EXERCISE BRIEF:
Print all records exactly, leaving nothing out.

Data records:
+ + + +
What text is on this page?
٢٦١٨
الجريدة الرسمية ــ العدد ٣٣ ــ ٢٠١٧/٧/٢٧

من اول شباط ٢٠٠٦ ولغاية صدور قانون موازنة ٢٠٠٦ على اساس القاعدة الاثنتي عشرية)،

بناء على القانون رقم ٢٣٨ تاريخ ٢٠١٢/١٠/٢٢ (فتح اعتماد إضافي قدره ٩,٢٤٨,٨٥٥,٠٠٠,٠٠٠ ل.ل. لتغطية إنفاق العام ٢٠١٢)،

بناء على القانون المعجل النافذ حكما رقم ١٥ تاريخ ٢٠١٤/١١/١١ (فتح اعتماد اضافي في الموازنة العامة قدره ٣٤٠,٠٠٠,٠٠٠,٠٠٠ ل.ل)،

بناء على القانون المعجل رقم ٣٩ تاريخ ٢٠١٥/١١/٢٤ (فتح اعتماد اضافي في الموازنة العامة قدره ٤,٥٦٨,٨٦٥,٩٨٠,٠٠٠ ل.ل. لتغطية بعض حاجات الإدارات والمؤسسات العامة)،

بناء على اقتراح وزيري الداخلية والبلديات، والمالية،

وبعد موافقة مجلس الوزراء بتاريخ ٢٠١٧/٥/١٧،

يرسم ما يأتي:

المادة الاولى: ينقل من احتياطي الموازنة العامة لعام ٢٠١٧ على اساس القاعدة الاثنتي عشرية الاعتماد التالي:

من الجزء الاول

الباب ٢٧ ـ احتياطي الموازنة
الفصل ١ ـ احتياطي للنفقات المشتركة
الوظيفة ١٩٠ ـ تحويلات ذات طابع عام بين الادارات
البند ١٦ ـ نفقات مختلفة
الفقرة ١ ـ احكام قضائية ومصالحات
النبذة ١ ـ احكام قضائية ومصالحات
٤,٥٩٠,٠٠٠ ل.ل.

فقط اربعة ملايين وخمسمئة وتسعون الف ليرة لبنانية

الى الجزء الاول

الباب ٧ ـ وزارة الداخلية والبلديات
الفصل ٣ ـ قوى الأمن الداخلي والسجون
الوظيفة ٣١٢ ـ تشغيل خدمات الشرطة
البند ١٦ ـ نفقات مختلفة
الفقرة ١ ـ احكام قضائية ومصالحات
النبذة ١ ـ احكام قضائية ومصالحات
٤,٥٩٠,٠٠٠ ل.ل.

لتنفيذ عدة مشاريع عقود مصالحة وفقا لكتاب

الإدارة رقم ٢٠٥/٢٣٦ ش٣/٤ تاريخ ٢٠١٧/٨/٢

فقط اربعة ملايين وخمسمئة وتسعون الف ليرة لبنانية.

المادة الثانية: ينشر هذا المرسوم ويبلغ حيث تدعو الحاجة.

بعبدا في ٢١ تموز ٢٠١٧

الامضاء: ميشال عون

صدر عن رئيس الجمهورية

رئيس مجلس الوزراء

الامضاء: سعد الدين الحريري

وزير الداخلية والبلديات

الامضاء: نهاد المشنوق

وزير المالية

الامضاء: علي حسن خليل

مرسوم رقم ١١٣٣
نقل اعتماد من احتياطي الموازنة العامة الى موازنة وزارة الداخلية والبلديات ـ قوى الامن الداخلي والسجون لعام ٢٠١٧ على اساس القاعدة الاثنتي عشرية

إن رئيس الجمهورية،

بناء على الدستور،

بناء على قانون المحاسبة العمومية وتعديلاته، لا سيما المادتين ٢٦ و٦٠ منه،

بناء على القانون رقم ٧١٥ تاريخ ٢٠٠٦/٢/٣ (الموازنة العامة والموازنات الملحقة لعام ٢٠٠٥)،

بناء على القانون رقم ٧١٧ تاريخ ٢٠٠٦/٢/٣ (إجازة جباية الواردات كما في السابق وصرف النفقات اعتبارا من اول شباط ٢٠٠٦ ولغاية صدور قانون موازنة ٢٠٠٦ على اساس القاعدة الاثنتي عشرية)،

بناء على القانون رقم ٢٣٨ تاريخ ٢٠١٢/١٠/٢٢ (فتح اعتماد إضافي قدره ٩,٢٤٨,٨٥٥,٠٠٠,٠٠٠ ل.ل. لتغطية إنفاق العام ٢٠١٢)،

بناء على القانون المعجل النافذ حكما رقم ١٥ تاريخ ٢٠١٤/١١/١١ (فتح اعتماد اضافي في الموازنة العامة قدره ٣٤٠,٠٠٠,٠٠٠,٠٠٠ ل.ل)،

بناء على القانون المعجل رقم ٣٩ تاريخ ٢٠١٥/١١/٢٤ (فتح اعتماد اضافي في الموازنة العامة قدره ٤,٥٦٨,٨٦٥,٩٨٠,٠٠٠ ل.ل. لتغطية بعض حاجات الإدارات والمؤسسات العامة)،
+ + + +
ANSWER TO THE EXERCISE:
What text is on this page?
٢٦١٨
الجريدة الرسمية ــ العدد ٣٣ ــ ٢٠١٧/٧/٢٧

من اول شباط ٢٠٠٦ ولغاية صدور قانون موازنة ٢٠٠٦ على اساس القاعدة الاثنتي عشرية)،

بناء على القانون رقم ٢٣٨ تاريخ ٢٠١٢/١٠/٢٢ (فتح اعتماد إضافي قدره ٩,٢٤٨,٨٥٥,٠٠٠,٠٠٠ ل.ل. لتغطية إنفاق العام ٢٠١٢)،

بناء على القانون المعجل النافذ حكما رقم ١٥ تاريخ ٢٠١٤/١١/١١ (فتح اعتماد اضافي في الموازنة العامة قدره ٣٤٠,٠٠٠,٠٠٠,٠٠٠ ل.ل)،

بناء على القانون المعجل رقم ٣٩ تاريخ ٢٠١٥/١١/٢٤ (فتح اعتماد اضافي في الموازنة العامة قدره ٤,٥٦٨,٨٦٥,٩٨٠,٠٠٠ ل.ل. لتغطية بعض حاجات الإدارات والمؤسسات العامة)،

بناء على اقتراح وزيري الداخلية والبلديات، والمالية،

وبعد موافقة مجلس الوزراء بتاريخ ٢٠١٧/٥/١٧،

يرسم ما يأتي:

المادة الاولى: ينقل من احتياطي الموازنة العامة لعام ٢٠١٧ على اساس القاعدة الاثنتي عشرية الاعتماد التالي:

من الجزء الاول

الباب ٢٧ ـ احتياطي الموازنة
الفصل ١ ـ احتياطي للنفقات المشتركة
الوظيفة ١٩٠ ـ تحويلات ذات طابع عام بين الادارات
البند ١٦ ـ نفقات مختلفة
الفقرة ١ ـ احكام قضائية ومصالحات
النبذة ١ ـ احكام قضائية ومصالحات
٤,٥٩٠,٠٠٠ ل.ل.

فقط اربعة ملايين وخمسمئة وتسعون الف ليرة لبنانية

الى الجزء الاول

الباب ٧ ـ وزارة الداخلية والبلديات
الفصل ٣ ـ قوى الأمن الداخلي والسجون
الوظيفة ٣١٢ ـ تشغيل خدمات الشرطة
البند ١٦ ـ نفقات مختلفة
الفقرة ١ ـ احكام قضائية ومصالحات
النبذة ١ ـ احكام قضائية ومصالحات
٤,٥٩٠,٠٠٠ ل.ل.

لتنفيذ عدة مشاريع عقود مصالحة وفقا لكتاب

الإدارة رقم ٢٠٥/٢٣٦ ش٣/٤ تاريخ ٢٠١٧/٨/٢

فقط اربعة ملايين وخمسمئة وتسعون الف ليرة لبنانية.

المادة الثانية: ينشر هذا المرسوم ويبلغ حيث تدعو الحاجة.

بعبدا في ٢١ تموز ٢٠١٧

الامضاء: ميشال عون

صدر عن رئيس الجمهورية

رئيس مجلس الوزراء

الامضاء: سعد الدين الحريري

وزير الداخلية والبلديات

الامضاء: نهاد المشنوق

وزير المالية

الامضاء: علي حسن خليل

مرسوم رقم ١١٣٣
نقل اعتماد من احتياطي الموازنة العامة الى موازنة وزارة الداخلية والبلديات ـ قوى الامن الداخلي والسجون لعام ٢٠١٧ على اساس القاعدة الاثنتي عشرية

إن رئيس الجمهورية،

بناء على الدستور،

بناء على قانون المحاسبة العمومية وتعديلاته، لا سيما المادتين ٢٦ و٦٠ منه،

بناء على القانون رقم ٧١٥ تاريخ ٢٠٠٦/٢/٣ (الموازنة العامة والموازنات الملحقة لعام ٢٠٠٥)،

بناء على القانون رقم ٧١٧ تاريخ ٢٠٠٦/٢/٣ (إجازة جباية الواردات كما في السابق وصرف النفقات اعتبارا من اول شباط ٢٠٠٦ ولغاية صدور قانون موازنة ٢٠٠٦ على اساس القاعدة الاثنتي عشرية)،

بناء على القانون رقم ٢٣٨ تاريخ ٢٠١٢/١٠/٢٢ (فتح اعتماد إضافي قدره ٩,٢٤٨,٨٥٥,٠٠٠,٠٠٠ ل.ل. لتغطية إنفاق العام ٢٠١٢)،

بناء على القانون المعجل النافذ حكما رقم ١٥ تاريخ ٢٠١٤/١١/١١ (فتح اعتماد اضافي في الموازنة العامة قدره ٣٤٠,٠٠٠,٠٠٠,٠٠٠ ل.ل)،

بناء على القانون المعجل رقم ٣٩ تاريخ ٢٠١٥/١١/٢٤ (فتح اعتماد اضافي في الموازنة العامة قدره ٤,٥٦٨,٨٦٥,٩٨٠,٠٠٠ ل.ل. لتغطية بعض حاجات الإدارات والمؤسسات العامة)،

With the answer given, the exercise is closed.